**** RECORD SET

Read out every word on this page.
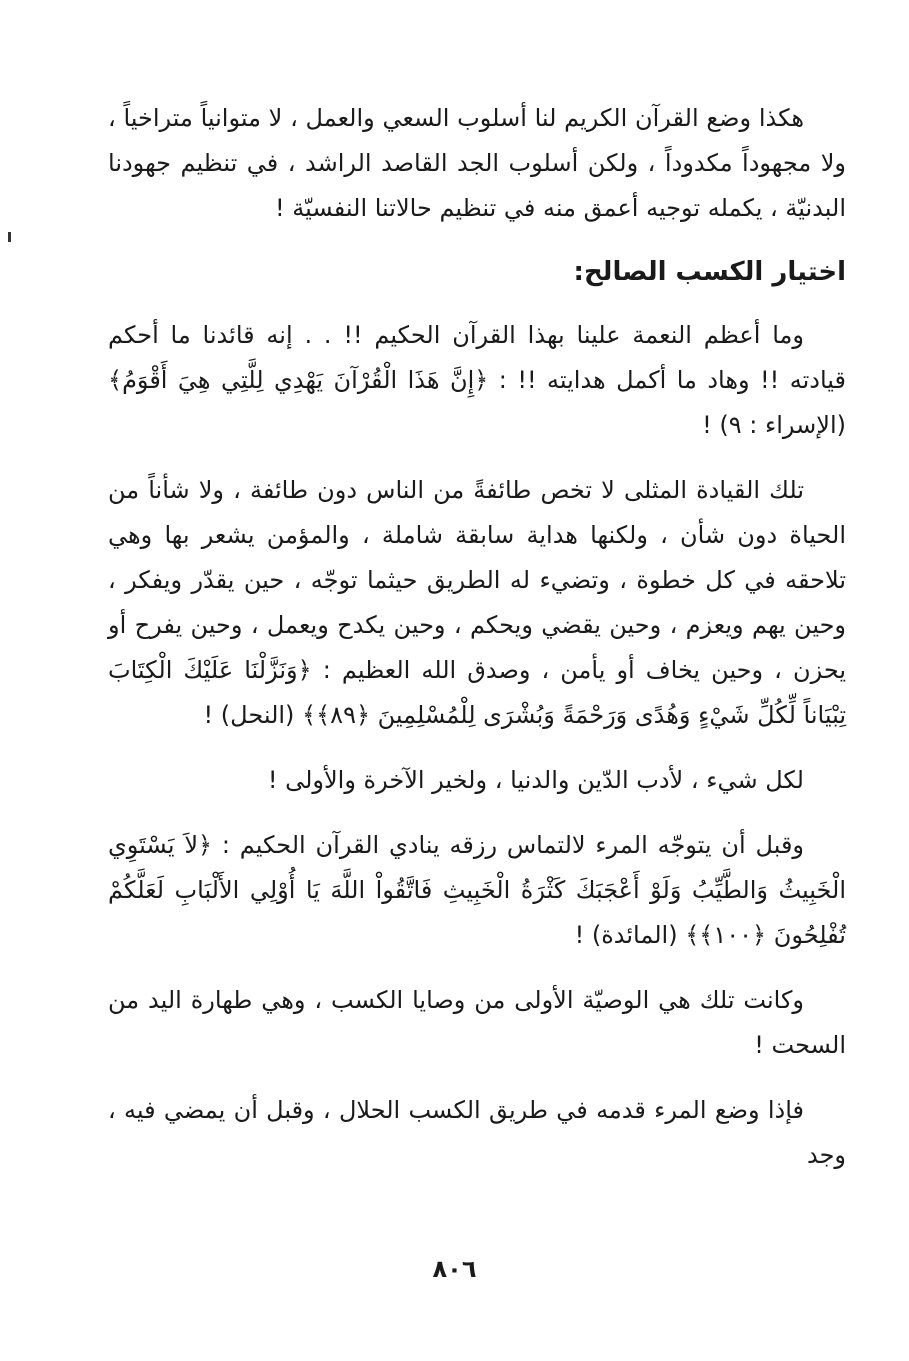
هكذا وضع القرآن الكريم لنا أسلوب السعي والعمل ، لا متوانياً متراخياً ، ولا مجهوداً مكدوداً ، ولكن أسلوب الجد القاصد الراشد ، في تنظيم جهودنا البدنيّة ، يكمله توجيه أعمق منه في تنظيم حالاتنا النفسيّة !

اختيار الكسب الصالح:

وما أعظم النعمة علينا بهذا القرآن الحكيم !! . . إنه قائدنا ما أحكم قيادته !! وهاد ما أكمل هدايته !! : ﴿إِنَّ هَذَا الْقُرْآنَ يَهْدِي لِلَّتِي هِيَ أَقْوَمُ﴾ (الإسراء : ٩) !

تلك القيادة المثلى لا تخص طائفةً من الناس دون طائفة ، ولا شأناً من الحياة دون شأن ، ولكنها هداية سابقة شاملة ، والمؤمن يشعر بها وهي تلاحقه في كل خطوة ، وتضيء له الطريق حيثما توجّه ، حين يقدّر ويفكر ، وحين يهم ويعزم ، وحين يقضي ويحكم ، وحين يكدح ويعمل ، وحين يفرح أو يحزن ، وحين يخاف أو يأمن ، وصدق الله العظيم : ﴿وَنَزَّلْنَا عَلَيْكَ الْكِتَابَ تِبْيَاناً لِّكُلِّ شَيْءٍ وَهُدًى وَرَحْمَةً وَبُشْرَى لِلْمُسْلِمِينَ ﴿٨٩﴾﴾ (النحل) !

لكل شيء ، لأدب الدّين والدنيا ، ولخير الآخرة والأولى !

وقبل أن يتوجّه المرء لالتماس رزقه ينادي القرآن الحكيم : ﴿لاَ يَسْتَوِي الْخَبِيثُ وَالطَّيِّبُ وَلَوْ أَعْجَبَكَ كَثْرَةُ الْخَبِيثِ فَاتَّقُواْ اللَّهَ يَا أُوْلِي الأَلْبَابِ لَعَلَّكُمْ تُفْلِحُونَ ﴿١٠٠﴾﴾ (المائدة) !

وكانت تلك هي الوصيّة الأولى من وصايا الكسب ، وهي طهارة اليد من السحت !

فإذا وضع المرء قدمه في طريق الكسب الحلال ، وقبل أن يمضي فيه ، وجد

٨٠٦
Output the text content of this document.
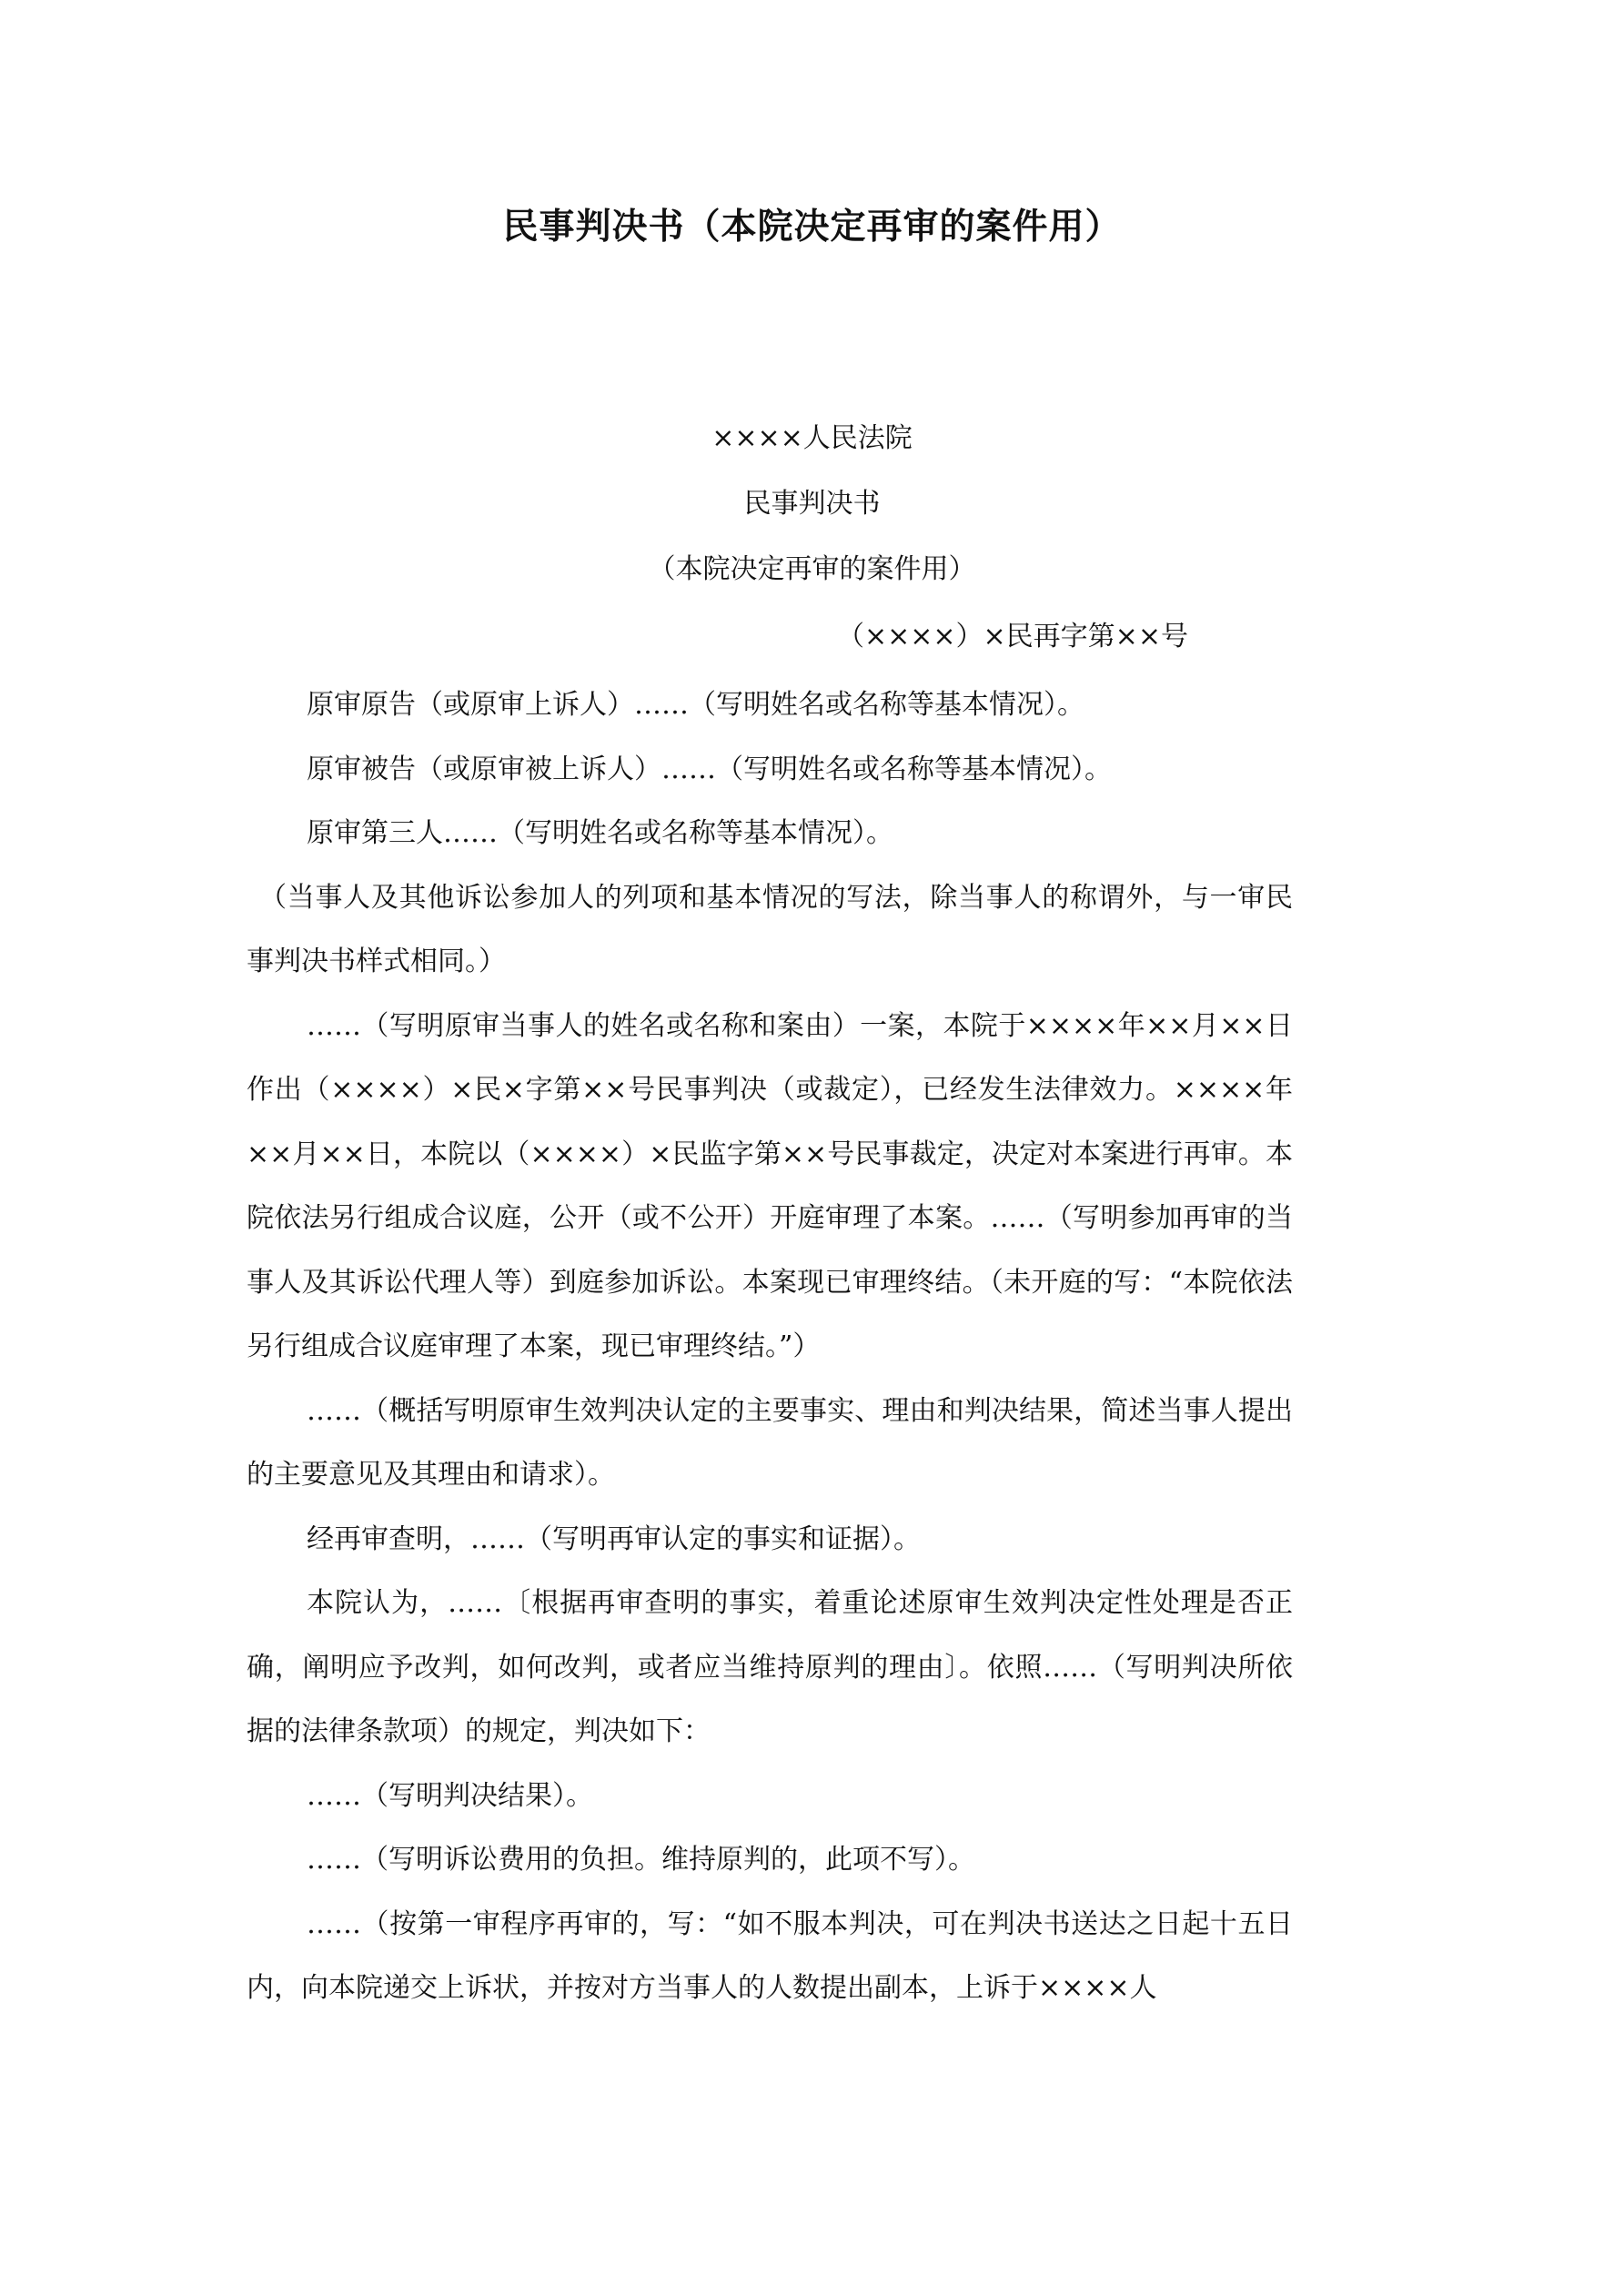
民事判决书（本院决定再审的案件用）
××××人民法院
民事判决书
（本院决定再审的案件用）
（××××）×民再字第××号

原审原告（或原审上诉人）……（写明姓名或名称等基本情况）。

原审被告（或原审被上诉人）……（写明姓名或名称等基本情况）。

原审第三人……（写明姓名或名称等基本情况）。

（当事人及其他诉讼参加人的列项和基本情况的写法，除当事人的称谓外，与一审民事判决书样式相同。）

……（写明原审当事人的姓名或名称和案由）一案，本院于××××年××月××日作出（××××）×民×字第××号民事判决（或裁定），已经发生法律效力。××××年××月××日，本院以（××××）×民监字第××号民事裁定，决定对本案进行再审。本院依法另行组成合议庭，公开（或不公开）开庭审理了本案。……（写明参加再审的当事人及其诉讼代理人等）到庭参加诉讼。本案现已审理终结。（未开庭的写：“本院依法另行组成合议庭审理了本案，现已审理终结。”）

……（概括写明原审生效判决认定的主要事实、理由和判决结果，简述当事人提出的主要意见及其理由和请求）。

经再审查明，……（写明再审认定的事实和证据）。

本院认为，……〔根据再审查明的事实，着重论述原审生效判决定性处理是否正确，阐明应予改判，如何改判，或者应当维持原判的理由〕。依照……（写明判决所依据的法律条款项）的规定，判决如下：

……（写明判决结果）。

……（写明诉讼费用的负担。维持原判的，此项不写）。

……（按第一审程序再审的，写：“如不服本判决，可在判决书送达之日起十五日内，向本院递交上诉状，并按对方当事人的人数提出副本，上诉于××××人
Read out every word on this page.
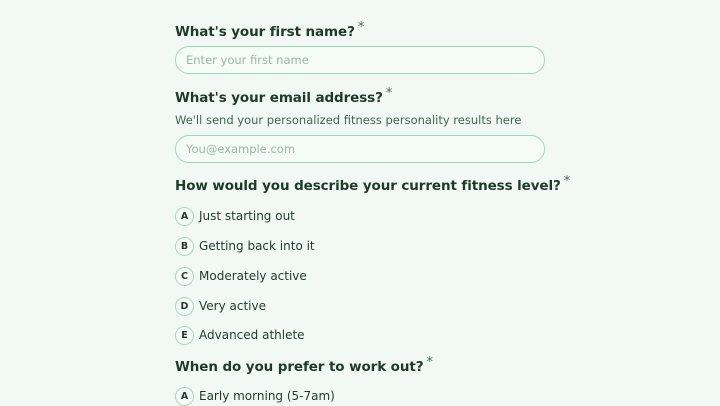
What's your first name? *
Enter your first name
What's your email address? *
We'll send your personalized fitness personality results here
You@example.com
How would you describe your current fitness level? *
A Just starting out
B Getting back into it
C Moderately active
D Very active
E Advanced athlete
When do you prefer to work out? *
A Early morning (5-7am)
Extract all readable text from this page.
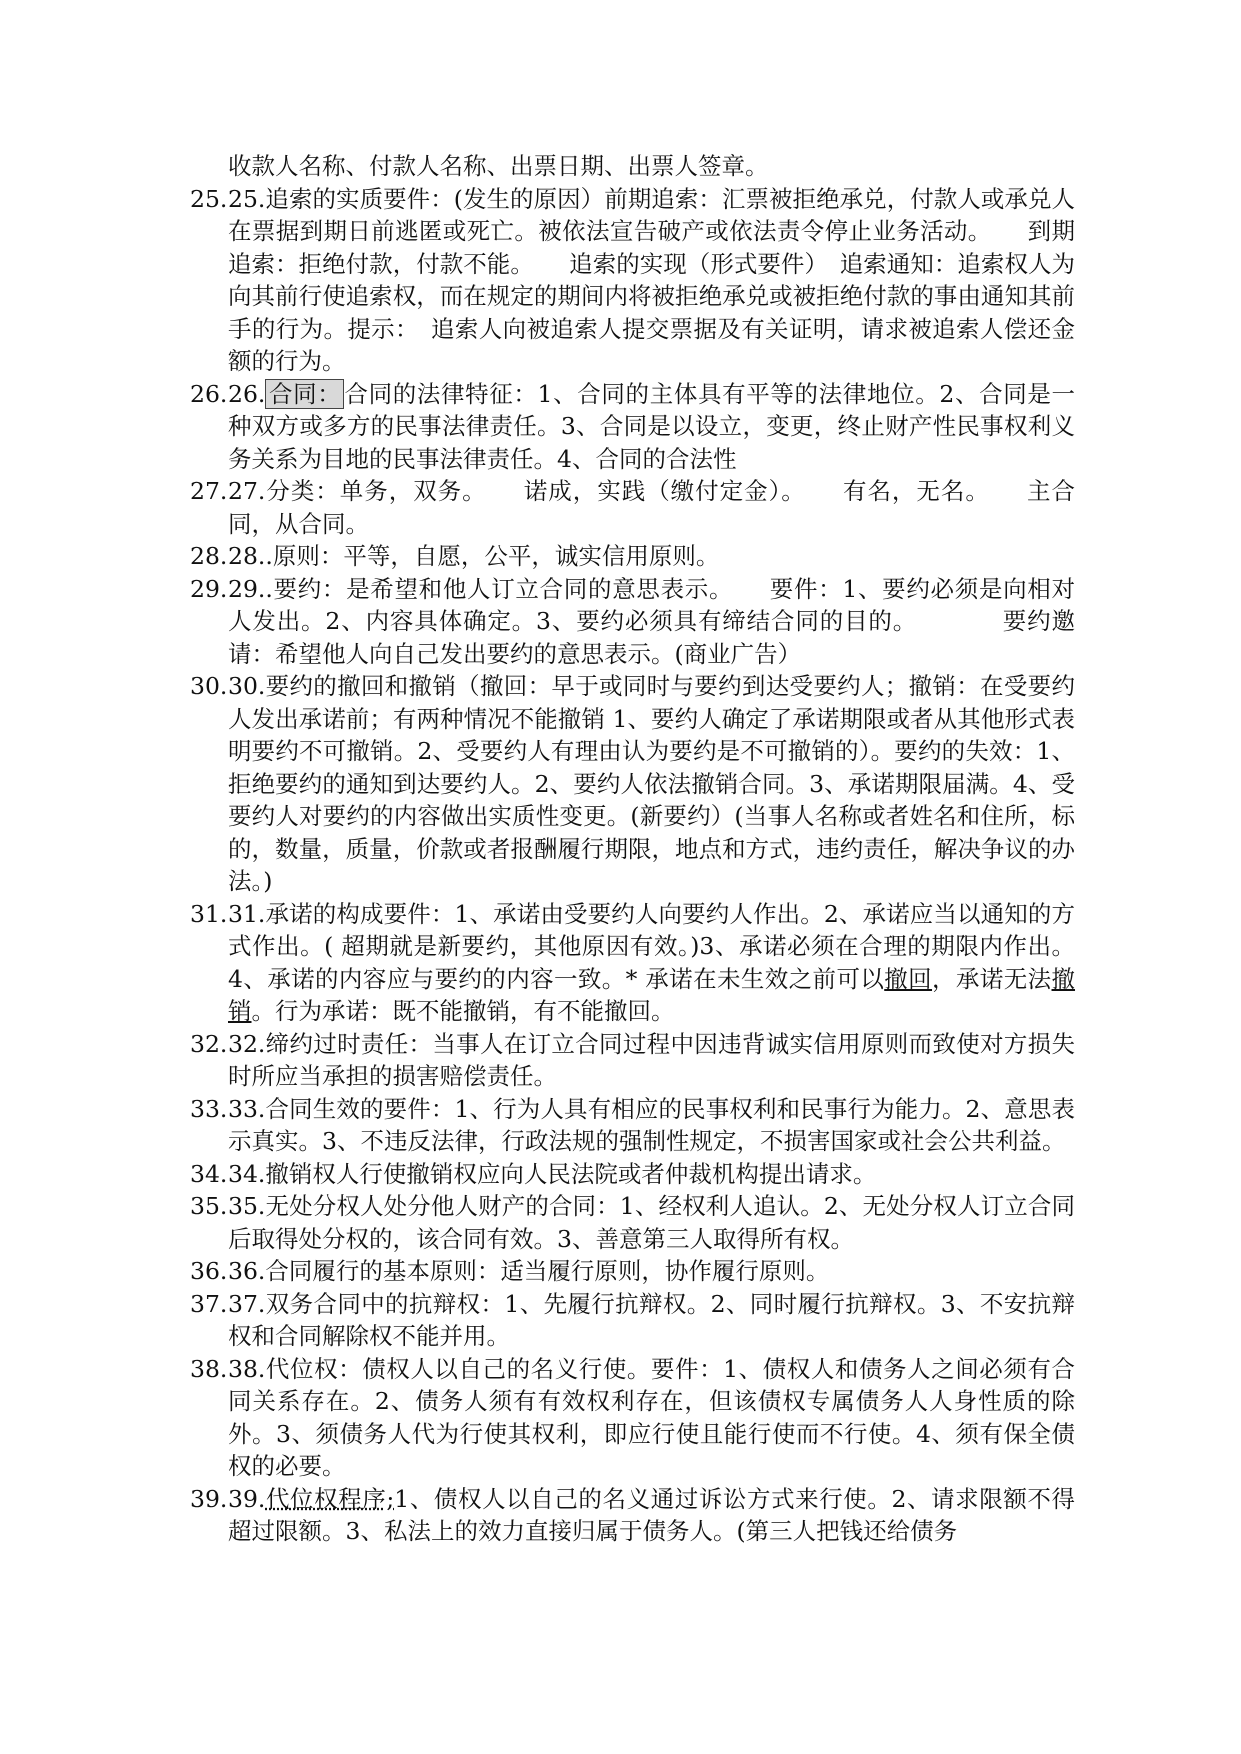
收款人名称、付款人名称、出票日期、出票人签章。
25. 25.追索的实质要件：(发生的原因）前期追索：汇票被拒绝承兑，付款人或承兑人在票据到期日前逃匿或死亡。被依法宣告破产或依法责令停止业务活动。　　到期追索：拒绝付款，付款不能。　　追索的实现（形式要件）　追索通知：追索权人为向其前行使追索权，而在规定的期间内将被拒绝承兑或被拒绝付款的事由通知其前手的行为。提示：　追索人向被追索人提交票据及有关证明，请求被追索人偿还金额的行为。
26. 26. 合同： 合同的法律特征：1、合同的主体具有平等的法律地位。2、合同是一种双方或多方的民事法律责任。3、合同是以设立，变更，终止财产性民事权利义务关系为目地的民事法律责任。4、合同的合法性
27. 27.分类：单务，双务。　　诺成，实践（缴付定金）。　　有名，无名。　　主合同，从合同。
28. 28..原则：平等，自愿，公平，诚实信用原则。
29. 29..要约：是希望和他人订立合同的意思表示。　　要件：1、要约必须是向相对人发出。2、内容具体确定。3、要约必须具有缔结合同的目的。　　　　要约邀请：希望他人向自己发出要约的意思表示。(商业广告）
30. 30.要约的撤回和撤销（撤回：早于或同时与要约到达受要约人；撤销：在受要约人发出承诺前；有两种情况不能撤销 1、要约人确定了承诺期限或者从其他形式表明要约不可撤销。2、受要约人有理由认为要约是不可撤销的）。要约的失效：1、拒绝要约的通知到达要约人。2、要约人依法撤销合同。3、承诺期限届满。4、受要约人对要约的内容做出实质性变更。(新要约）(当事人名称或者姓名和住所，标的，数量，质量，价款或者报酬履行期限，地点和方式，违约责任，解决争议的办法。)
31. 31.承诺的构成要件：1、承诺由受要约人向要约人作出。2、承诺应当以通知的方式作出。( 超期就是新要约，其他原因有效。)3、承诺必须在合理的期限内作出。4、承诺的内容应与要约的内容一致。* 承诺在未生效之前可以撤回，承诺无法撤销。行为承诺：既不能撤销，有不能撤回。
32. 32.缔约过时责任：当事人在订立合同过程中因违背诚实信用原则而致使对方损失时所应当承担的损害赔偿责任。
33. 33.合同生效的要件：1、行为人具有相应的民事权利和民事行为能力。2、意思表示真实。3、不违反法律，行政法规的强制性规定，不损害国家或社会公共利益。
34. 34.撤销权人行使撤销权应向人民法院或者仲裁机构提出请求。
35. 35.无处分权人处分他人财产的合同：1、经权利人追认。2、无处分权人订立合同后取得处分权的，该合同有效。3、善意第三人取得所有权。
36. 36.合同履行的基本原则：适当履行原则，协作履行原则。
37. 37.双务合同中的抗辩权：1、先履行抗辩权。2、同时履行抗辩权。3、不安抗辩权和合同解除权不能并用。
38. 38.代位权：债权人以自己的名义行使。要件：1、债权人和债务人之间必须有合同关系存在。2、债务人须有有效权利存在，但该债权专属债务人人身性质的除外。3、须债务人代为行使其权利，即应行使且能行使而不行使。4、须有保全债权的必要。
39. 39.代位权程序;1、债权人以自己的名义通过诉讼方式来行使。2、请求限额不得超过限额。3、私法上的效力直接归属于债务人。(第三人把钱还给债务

********

### WHAT THE EXERCISE ASKS
Find every line that has "your" in it, then return those lines.

### THE OUTPUT
What's your first name? *
Enter your first name
What's your email address? *
We'll send your personalized fitness personality results here
How would you describe your current fitness level? *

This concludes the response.